• [Goal]: Pull each line containing "anything" out of the data and copy it.

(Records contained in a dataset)
* start *

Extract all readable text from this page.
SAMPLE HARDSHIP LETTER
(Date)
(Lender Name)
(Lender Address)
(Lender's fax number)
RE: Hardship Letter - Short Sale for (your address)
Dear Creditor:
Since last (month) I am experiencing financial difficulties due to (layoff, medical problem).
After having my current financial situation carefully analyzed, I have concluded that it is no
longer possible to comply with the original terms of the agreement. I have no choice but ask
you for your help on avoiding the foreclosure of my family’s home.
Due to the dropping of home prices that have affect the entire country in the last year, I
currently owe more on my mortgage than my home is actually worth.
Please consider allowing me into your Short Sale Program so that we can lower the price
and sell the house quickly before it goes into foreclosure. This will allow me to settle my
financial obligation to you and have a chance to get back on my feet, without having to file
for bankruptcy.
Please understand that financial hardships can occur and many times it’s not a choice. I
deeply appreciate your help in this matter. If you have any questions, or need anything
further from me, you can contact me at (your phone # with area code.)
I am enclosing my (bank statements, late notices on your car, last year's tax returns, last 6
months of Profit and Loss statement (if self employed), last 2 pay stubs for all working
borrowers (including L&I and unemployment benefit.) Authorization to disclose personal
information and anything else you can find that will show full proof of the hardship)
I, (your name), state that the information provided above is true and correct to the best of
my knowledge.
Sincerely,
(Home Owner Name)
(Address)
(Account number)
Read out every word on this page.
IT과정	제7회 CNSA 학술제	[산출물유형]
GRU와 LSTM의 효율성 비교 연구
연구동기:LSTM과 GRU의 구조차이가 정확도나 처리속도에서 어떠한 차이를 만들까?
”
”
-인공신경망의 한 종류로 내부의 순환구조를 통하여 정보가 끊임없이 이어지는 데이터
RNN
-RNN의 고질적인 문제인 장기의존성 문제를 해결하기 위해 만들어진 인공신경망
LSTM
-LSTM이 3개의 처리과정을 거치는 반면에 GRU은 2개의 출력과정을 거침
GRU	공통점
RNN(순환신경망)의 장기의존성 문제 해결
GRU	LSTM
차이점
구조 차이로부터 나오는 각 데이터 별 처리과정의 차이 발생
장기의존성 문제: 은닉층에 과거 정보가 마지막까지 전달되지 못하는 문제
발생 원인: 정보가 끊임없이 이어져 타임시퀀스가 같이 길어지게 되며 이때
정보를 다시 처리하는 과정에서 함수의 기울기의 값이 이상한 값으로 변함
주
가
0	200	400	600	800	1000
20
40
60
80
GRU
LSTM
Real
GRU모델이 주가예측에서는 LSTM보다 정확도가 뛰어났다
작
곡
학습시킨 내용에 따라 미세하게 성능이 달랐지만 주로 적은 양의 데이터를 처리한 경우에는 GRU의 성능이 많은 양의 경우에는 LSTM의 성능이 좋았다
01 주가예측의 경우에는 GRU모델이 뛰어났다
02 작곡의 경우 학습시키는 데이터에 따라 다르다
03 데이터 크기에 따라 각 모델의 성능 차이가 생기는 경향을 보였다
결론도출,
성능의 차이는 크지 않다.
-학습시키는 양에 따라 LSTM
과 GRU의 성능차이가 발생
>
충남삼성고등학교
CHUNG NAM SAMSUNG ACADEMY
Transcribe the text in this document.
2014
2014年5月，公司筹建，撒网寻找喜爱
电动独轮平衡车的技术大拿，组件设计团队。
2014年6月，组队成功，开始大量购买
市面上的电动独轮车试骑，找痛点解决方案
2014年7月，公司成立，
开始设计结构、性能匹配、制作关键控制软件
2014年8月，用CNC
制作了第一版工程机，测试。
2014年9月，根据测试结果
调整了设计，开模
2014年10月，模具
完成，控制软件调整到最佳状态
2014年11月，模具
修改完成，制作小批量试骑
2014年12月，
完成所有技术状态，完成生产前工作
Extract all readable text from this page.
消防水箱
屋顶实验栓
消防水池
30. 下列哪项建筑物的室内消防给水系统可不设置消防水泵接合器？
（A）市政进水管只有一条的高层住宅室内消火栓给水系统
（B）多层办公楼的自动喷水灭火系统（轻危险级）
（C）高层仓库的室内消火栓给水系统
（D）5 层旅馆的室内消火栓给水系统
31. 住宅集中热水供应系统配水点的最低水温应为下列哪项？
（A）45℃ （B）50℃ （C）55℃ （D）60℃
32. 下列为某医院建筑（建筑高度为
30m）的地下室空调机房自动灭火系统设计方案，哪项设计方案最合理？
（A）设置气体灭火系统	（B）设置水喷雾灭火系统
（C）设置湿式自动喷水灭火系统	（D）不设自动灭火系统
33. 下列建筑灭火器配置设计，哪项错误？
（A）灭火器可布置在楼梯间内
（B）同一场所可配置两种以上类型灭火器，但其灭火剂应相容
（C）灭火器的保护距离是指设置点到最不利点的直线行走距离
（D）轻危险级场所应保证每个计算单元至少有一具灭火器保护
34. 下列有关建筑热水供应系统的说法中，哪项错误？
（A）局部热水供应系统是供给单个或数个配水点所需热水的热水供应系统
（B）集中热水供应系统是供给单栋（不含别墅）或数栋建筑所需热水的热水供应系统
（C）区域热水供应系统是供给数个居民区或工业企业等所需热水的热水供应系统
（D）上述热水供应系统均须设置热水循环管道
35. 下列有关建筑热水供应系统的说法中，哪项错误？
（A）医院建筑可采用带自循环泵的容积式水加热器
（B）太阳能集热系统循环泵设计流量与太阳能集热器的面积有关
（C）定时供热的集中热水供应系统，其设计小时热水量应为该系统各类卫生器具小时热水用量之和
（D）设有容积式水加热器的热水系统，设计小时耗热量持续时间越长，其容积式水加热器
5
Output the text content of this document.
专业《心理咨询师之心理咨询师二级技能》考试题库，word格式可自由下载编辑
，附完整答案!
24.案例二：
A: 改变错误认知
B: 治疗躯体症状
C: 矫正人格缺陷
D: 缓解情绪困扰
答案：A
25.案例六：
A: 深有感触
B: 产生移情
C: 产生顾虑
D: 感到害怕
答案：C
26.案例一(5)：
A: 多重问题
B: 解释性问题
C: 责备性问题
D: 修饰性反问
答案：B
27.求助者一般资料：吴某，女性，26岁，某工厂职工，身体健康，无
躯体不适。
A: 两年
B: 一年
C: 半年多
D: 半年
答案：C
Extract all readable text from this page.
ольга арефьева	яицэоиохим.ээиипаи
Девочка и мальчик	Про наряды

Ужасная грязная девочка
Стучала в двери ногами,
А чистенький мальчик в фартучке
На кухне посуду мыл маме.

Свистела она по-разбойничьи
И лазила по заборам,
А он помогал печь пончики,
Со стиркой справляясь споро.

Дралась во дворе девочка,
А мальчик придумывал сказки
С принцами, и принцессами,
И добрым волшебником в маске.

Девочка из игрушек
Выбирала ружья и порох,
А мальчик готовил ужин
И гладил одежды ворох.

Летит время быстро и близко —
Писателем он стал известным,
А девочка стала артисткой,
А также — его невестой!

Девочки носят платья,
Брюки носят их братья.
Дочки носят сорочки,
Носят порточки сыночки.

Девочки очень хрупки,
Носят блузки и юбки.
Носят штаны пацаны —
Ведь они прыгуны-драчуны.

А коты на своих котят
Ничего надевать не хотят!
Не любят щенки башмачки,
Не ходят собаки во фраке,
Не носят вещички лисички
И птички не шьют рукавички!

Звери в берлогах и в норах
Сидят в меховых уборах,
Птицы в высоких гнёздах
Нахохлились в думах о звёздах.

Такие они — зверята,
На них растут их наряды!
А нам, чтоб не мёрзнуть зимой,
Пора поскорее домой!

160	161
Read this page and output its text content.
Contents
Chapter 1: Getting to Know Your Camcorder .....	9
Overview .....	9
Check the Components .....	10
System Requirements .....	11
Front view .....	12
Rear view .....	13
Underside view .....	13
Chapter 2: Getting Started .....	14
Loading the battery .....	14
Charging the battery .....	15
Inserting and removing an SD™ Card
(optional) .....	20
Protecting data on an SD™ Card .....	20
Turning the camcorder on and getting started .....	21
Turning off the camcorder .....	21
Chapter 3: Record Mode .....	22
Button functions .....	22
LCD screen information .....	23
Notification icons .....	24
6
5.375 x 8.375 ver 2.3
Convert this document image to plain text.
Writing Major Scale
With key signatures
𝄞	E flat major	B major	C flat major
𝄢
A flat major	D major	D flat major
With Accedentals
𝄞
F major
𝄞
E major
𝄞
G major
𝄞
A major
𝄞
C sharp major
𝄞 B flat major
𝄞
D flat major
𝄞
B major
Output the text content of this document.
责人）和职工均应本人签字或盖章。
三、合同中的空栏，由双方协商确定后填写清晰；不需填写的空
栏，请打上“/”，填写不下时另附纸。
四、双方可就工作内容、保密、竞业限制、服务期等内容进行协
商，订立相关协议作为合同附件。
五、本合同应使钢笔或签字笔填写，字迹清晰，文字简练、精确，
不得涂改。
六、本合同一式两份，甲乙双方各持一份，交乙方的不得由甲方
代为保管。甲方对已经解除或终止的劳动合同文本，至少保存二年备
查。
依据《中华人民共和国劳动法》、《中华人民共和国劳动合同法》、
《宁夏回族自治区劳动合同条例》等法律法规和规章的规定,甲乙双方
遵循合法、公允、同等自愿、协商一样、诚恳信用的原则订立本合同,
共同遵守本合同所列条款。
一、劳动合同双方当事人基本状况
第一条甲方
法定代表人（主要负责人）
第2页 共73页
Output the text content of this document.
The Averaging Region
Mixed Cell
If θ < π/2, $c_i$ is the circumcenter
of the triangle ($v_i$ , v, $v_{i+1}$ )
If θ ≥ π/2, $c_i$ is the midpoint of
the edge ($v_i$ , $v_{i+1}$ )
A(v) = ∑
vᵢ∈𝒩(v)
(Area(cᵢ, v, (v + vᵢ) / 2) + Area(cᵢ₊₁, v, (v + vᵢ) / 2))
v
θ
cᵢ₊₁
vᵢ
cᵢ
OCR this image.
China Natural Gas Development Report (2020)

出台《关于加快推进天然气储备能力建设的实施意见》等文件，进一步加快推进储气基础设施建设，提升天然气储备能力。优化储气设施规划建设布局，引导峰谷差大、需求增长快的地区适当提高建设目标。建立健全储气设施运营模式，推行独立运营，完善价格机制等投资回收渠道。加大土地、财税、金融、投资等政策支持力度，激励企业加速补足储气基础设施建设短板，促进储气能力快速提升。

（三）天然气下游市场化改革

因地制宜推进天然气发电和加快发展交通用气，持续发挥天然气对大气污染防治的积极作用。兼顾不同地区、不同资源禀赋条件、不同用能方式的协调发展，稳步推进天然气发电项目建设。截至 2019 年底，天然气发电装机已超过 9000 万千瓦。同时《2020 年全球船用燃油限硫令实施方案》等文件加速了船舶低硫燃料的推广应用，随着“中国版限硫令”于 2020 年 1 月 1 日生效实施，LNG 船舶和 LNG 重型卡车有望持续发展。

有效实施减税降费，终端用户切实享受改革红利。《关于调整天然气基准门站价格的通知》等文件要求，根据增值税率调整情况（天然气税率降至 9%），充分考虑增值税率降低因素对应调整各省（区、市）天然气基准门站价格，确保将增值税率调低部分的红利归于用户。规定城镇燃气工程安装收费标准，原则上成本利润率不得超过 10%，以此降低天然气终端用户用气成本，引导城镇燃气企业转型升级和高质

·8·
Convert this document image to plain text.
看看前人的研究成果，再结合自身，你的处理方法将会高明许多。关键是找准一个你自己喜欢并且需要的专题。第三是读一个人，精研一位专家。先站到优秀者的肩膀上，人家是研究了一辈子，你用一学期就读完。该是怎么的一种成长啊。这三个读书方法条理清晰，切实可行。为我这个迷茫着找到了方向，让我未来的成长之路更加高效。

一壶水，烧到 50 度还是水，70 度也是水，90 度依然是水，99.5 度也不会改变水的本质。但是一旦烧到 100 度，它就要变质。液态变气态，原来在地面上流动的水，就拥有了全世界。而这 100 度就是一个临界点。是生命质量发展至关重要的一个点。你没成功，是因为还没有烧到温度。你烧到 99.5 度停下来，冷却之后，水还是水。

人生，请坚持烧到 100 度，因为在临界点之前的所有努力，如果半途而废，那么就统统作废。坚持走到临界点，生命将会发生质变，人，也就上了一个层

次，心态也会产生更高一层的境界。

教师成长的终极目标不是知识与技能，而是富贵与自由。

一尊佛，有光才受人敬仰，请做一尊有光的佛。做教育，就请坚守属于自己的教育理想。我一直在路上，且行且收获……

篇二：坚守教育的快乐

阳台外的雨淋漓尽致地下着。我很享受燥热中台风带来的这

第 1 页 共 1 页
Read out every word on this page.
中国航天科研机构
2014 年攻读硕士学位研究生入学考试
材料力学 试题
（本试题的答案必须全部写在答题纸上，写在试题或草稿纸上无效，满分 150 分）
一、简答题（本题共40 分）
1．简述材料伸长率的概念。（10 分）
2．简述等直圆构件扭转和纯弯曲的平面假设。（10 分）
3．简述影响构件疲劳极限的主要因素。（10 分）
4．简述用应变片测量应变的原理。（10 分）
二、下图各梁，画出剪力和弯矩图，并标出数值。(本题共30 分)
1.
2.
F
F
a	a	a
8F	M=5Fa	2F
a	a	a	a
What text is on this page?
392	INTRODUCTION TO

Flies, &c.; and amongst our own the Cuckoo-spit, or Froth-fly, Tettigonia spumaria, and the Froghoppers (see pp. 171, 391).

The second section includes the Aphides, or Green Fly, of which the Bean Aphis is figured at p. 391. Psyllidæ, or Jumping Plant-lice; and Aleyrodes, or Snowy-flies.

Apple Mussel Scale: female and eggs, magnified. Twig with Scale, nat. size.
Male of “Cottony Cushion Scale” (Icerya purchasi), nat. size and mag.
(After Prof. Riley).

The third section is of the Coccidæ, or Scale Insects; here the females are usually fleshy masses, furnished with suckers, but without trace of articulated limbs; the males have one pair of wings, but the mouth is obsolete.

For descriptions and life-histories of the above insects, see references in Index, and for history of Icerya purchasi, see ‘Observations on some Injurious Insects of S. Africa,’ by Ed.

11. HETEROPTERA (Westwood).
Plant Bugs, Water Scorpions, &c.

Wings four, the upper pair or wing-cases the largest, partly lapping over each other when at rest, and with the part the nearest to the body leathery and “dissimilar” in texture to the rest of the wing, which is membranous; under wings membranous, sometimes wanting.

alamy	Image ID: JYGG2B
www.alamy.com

* end *

• [The reply]:
deeply appreciate your help in this matter. If you have any questions, or need anything
information and anything else you can find that will show full proof of the hardship)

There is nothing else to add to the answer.